- Your task -
Copy each line of the data below with the word "mRNA".

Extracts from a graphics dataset
__________________________________________________

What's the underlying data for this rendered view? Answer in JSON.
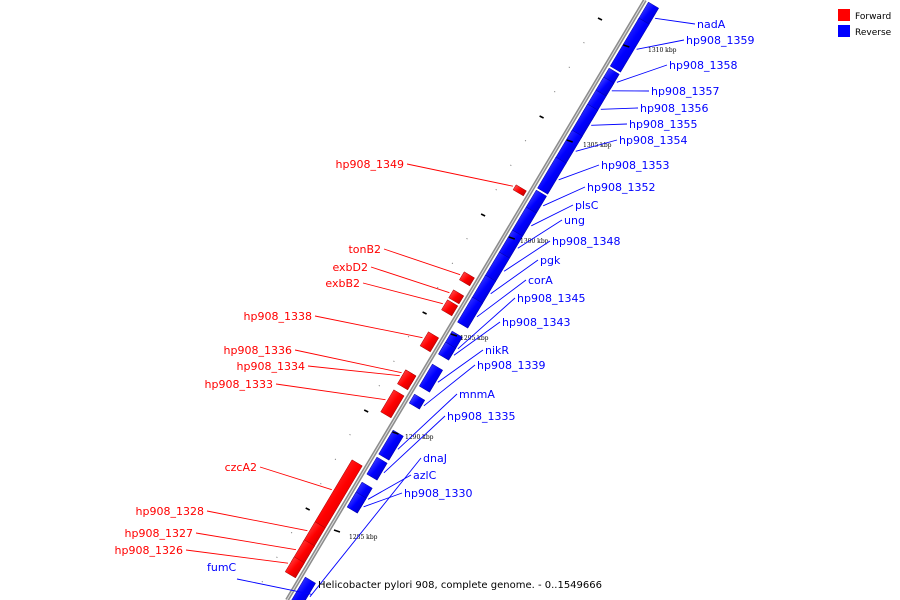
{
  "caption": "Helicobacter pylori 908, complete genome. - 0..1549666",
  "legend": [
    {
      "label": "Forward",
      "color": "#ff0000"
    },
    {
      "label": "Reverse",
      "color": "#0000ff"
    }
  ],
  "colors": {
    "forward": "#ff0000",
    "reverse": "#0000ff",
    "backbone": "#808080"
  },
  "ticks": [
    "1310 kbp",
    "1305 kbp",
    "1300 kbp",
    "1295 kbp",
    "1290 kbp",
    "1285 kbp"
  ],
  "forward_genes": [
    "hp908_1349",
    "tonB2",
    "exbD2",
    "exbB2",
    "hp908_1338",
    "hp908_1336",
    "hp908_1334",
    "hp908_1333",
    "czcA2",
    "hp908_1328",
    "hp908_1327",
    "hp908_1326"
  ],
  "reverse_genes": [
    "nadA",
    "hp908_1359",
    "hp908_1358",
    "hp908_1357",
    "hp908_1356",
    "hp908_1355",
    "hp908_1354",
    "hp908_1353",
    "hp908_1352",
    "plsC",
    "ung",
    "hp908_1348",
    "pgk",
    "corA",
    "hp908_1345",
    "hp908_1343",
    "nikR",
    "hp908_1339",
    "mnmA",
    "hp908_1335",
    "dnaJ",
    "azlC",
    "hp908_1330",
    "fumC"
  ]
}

__________________________________________________

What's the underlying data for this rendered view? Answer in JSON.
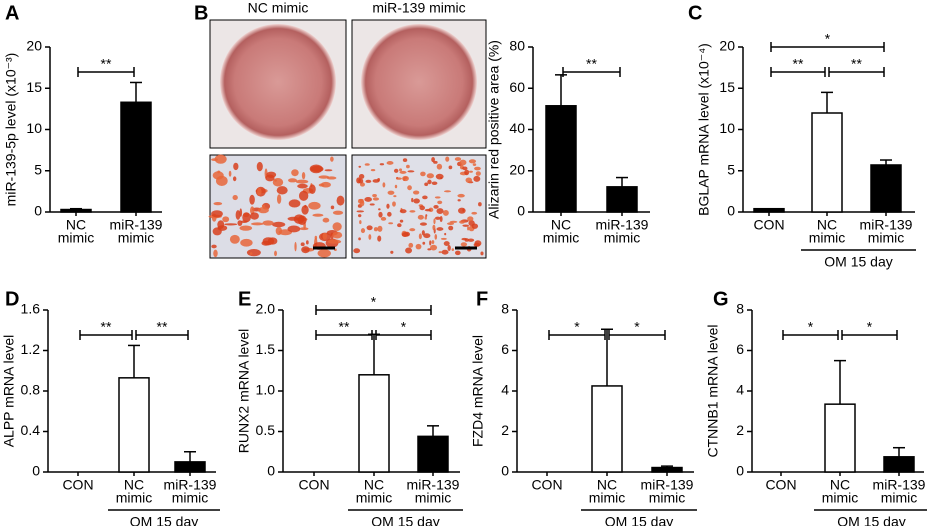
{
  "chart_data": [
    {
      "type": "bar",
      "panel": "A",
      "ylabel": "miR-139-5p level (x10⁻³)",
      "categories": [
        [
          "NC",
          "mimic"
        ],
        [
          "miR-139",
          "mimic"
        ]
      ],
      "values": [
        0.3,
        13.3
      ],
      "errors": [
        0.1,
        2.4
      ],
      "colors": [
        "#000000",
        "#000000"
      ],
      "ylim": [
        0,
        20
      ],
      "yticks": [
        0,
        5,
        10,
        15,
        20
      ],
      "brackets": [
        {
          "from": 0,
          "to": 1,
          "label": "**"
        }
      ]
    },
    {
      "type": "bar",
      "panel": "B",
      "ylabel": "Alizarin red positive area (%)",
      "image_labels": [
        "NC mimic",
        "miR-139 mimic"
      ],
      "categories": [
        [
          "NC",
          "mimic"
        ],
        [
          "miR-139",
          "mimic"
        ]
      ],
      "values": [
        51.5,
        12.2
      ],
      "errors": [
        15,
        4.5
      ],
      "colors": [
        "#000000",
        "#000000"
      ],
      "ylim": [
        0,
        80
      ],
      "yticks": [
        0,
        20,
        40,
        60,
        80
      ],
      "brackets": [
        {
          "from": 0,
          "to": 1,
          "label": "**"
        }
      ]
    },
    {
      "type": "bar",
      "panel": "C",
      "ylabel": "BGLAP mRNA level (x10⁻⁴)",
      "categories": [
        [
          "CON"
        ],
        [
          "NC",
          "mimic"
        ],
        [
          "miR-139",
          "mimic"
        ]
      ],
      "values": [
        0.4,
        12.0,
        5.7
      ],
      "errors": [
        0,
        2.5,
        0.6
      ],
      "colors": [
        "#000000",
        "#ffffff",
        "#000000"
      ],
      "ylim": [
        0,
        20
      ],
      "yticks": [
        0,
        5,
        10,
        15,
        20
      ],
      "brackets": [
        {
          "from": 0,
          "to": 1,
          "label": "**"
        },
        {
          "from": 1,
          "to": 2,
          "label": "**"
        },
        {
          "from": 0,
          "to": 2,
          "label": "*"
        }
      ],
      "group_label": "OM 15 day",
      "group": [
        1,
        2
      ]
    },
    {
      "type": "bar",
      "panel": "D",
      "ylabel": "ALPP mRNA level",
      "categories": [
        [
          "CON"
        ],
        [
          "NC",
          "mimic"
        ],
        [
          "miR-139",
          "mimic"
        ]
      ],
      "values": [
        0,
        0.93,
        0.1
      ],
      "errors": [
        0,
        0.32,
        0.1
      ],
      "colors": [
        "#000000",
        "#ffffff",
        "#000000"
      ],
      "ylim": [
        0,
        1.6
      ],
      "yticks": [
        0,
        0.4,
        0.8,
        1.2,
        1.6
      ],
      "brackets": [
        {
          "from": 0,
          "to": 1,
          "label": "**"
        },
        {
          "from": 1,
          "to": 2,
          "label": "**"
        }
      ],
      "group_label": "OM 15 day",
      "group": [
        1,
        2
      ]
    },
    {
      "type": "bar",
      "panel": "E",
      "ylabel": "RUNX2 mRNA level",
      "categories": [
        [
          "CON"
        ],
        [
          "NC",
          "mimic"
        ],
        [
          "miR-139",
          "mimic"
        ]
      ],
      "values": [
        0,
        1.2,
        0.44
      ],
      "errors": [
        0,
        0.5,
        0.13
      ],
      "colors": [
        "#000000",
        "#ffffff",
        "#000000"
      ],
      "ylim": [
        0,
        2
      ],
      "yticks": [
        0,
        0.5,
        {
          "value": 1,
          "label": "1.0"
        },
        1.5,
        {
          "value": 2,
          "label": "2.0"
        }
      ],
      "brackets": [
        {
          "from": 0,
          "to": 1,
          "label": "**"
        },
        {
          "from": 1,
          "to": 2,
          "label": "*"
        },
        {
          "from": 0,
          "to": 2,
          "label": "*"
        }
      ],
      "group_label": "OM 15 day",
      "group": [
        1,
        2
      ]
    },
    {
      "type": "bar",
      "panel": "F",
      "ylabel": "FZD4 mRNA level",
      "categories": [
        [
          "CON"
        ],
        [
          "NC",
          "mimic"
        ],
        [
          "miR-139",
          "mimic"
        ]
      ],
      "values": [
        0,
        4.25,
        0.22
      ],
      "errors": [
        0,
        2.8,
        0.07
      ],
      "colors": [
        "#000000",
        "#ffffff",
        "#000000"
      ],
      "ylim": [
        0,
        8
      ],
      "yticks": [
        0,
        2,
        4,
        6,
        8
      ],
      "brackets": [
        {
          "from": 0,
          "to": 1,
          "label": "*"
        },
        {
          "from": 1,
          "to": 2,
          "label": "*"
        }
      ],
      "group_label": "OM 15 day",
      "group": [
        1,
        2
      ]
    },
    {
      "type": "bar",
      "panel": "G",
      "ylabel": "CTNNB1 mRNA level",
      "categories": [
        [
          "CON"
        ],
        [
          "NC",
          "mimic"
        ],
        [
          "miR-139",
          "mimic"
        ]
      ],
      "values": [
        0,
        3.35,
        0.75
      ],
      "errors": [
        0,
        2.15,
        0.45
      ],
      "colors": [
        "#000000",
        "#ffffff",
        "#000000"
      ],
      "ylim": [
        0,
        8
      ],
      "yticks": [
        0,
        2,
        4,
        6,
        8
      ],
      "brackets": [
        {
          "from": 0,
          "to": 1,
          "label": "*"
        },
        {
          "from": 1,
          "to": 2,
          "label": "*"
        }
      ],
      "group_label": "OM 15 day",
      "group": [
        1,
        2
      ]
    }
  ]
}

__________________________________________________

- Response to the exercise -
      "ylabel": "BGLAP mRNA level (x10⁻⁴)",
      "ylabel": "ALPP mRNA level",
      "ylabel": "RUNX2 mRNA level",
      "ylabel": "FZD4 mRNA level",
      "ylabel": "CTNNB1 mRNA level",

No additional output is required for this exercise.